*Source extract*:
::::

Expert Reviews 2 of 2
By Bob Golfen
August 12, 2000
A boxy little Volkswagen hatchback with a small four-cylinder engine may not sound too exciting, but VW has added something to the basic Golf that launches it into pocket-rocket territory. That something is a new engine option, a 1.8-liter,
dual-cam four banger with five valves per cylinder, and motivated by an intercooled turbocharger, giving it the torque and power of a V-6. Now, VW has four engine choices for its Golf and Jetta models: the standard 2-liter four with 115 horsepower; a
four-cylinder diesel for reliability and economy; the new turbo four; and the VR6, a lively V-6 that makes 174 horsepower, once again available in the sporty Golf GTI. The 150-horse turbo engine also is offered in the New Beetle, giving the retro
coupe as much go as show. The 1.8 turbo was unleashed by VW in February for the remainder of the 2000 model year. For the Golf, VW needed to fill the gaping hole between the price and power of the entry-level hatchback and the performance-bred VR6
models, which get fairly pricey. The turbo fits the bill nicely, adding just $1,550 to the base price. For less than $20,000, Golf offers a fast, fun ride that can serve as a commuter during the week and a back-road getaway car on the weekend, with
excellent gas mileage. The back seat is tight, even in the four-door version tested here. I took two reporters out to lunch, all of us big guys, and although we fit, it did create an irritating whine from the back seat. The dashboard is fairly
straightforward and works well, except for the cup holder, which juts out from top center and effectively blocks the CD player. The four-door GLS is not as taut or hyper as the two-door GTI model, but it has plenty of character, including the
poised handling and responsive steering that have become hallmarks of VW and its upscale Audi siblings. With 150 horses, the GLS becomes a complete package of satisfying performance. Acceleration is smooth and brisk, the four-banger setting up a
pleasing howl under throttle. Sixty mph comes at the top of second gear in just eight seconds (the manufacturer says), with lots of available torque and flexibility across the rpm range. Some turbo lag is evident, especially coming out of a slow corner.

::::

*Material provided*:
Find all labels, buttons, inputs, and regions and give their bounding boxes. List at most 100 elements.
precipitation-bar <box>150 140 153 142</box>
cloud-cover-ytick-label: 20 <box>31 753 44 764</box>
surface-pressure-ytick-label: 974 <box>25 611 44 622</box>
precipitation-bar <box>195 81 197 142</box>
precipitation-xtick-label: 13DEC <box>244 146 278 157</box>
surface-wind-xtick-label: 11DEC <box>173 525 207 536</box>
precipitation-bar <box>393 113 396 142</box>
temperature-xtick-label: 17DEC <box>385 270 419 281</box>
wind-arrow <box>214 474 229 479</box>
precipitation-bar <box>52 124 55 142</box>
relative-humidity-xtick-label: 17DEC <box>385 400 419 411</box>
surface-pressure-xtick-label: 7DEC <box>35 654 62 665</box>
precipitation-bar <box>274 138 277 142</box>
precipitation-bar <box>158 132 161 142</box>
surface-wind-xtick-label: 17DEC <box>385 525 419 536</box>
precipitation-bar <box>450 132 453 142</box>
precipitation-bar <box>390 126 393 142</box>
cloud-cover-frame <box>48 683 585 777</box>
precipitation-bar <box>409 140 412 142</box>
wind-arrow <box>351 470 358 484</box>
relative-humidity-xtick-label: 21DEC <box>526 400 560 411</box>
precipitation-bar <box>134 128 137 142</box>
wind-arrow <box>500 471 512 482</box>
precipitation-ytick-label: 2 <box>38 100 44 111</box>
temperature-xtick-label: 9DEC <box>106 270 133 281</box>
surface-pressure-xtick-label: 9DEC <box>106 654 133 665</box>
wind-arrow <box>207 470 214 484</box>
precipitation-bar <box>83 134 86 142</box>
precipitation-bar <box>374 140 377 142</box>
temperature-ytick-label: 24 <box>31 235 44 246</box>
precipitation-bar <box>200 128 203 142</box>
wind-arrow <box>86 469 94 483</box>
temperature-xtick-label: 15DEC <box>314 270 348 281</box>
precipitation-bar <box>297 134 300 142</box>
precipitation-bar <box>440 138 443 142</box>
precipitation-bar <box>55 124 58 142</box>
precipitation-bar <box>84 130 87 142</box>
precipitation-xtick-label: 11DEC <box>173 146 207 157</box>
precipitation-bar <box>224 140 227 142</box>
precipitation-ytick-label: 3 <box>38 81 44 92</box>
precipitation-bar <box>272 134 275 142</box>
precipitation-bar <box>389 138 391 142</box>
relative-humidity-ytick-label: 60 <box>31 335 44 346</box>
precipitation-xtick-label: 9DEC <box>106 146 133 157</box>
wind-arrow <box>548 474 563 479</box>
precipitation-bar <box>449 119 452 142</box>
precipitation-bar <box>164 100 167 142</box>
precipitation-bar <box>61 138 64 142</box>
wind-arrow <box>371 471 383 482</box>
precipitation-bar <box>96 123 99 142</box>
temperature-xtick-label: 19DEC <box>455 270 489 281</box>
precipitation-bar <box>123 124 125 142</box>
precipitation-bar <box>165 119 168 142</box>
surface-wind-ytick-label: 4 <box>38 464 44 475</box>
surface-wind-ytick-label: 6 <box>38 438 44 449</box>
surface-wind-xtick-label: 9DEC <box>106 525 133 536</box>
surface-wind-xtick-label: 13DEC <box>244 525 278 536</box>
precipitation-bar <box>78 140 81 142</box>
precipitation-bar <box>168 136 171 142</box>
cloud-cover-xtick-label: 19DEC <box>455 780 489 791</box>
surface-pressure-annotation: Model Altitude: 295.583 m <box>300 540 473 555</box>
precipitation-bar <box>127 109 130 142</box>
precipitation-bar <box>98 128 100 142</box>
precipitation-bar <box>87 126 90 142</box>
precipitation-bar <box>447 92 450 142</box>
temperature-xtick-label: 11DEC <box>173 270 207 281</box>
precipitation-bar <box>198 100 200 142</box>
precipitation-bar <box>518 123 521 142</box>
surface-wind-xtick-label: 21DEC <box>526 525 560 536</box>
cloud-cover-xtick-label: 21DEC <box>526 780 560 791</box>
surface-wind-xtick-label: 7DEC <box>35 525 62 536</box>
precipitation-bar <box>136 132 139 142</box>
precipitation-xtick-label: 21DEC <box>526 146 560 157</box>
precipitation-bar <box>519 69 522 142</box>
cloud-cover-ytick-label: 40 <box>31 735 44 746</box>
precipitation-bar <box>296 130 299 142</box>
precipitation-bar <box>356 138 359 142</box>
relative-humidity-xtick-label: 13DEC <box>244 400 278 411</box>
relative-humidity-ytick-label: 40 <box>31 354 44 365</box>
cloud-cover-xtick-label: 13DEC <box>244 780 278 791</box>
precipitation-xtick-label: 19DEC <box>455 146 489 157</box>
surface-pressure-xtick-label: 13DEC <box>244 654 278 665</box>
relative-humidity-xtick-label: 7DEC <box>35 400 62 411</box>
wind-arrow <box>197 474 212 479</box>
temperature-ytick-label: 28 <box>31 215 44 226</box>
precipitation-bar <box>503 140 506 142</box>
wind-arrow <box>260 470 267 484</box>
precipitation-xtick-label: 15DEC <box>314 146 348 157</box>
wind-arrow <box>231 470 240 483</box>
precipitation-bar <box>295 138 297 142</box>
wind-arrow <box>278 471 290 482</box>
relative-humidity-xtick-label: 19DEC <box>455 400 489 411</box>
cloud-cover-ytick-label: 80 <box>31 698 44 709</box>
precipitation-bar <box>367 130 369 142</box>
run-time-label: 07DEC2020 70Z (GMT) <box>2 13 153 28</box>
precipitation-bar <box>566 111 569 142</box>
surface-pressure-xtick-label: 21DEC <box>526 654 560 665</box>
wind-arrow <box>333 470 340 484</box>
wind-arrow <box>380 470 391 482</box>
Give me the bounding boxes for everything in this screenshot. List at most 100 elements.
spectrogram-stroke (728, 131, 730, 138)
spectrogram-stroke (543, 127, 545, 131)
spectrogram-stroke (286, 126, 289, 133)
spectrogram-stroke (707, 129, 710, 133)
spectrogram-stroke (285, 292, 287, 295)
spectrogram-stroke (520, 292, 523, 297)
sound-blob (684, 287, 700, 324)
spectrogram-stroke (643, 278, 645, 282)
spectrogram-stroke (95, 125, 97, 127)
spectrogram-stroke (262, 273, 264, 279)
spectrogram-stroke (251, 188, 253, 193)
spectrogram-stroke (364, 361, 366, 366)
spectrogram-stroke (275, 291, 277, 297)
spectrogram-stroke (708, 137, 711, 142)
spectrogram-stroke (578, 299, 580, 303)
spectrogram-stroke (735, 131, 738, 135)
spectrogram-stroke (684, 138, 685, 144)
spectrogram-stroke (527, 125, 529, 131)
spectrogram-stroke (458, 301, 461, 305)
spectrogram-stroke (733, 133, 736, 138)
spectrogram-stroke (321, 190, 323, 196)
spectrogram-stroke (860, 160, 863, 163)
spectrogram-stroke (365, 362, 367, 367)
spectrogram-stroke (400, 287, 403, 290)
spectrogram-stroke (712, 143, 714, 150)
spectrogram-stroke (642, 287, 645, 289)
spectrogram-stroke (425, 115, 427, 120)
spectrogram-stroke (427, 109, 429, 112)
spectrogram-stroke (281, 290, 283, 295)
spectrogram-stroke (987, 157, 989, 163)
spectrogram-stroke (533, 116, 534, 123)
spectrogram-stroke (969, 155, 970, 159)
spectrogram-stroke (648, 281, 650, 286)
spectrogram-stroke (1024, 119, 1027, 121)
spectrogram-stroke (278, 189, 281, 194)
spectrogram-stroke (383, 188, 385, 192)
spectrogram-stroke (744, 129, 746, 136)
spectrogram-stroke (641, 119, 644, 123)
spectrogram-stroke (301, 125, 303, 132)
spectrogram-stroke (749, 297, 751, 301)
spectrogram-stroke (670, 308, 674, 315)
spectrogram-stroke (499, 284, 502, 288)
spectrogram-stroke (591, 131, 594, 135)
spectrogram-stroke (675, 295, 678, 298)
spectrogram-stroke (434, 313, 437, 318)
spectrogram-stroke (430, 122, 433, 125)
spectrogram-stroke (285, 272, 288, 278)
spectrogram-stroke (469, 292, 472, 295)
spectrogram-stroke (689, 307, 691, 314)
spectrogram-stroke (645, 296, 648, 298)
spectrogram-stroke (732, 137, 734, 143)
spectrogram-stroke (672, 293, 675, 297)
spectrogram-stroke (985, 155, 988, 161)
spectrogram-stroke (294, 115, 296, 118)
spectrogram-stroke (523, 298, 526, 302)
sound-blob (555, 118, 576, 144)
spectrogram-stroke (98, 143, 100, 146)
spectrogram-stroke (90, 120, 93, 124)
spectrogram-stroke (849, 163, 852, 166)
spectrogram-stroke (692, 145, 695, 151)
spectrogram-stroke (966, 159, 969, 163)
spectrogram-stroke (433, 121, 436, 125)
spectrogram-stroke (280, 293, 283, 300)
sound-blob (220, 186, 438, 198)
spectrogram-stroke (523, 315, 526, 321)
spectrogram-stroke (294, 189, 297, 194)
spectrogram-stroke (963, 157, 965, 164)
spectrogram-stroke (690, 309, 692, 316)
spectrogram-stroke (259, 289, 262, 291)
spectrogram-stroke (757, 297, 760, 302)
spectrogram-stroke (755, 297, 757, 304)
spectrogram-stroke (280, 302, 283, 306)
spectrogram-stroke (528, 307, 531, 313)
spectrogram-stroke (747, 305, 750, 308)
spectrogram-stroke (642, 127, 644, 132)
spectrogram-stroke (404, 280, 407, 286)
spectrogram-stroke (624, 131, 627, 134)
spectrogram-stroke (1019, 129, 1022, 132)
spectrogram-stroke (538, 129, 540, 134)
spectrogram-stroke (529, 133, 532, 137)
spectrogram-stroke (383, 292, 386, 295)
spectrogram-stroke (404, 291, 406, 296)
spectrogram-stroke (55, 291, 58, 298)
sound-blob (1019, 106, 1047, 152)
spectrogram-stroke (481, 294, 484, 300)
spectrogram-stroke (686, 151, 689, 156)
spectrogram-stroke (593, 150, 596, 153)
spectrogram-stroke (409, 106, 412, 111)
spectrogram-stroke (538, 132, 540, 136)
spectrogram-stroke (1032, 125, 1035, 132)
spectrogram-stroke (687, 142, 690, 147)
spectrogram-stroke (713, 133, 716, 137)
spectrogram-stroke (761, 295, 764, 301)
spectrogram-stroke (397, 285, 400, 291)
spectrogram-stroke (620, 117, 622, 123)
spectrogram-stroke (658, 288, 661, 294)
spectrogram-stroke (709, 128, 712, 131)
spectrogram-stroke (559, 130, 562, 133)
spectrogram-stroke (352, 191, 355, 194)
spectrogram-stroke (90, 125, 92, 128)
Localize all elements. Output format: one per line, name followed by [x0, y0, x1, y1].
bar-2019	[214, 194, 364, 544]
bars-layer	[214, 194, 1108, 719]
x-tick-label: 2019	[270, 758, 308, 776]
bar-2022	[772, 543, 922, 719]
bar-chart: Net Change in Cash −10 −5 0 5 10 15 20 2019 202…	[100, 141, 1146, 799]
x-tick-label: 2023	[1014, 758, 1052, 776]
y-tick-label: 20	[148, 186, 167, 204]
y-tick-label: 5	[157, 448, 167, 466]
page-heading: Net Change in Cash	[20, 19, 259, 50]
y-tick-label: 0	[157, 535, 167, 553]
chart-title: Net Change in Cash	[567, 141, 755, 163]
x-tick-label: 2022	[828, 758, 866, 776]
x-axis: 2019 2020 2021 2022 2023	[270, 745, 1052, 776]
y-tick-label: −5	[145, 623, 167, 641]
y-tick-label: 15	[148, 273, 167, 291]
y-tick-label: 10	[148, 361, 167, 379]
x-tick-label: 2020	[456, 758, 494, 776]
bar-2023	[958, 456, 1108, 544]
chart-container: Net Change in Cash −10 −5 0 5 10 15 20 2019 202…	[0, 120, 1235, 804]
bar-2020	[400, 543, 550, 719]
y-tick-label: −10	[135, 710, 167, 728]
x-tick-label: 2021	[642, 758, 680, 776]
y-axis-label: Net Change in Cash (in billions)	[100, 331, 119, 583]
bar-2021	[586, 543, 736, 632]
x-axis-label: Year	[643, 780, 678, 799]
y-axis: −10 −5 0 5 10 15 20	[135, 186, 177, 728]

::::

*Questions*:
1. According to the Volkswagen Golf review, how much does the turbo engine add to the base price?
2. Continue the Volkswagen Golf review from its final sentence.

*Responses for each task*:
1. $1,550

2.
The front-wheel-drive Golf has a moderate amount of torque steer (when front-drive cars pull left or right under acceleration), as well as a tendency to chirp the tires a bit too easily. There's also a fair amount of road noise, especially over rough
surfaces. The tester was equipped with a five-speed manual, the better to enjoy the Golf's sporting nature, but with the turbo's solid engine torque, an automatic transmission would probably work as well. The manual shifts with precision, although a tad
rubbery. I like how reverse gear is engaged by pushing downward on the gearshift, then over to the left, a standard setup that harks back to early Beetles. Stylistically, the four-door Golf is plea
singly boxy, looking somewhat like a modern version of a British Mini. The contoured fenders and sloping rear aspect have a resemblance to BMW's sharp Z3 sports coupe. The bottom-end Golf can be had for $14,900, while the GLS models include a full
load of standard equipment, such as power locks, windows and mirrors; premium stereo; front and side air bags; antilock brakes; height-adjusting front seats; and cruise control. With its new engine option, the Golf continues a role that goes back
to the original Rabbit of a quarter century ago: a sporty alternative to U.S. and Japanese subcompacts, with enough character and performance to inspire a cadre of loyal fans. 2001 Volkswagen Golf GLS 1.8T Vehicle type: Five-passenger,
four-door hatchback, front-wheel drive. Base price: $17,900. Price as tested: $19,995. Engine: 1.8-liter inline-4, turbocharged, 150 hp at 5,700 rpm, 155 lb.-ft. of torque at 1
,750 rpm. Transmission: Five-speed manual. Curb weight: 2,906 pounds. Wheelbase: 98.9 inches. EPA mileage: 24 city, 31 highway. Highs: Strong engine. Solid handling. Reasonable price. Lows:
Tight back seat. Torque steer. Road noise.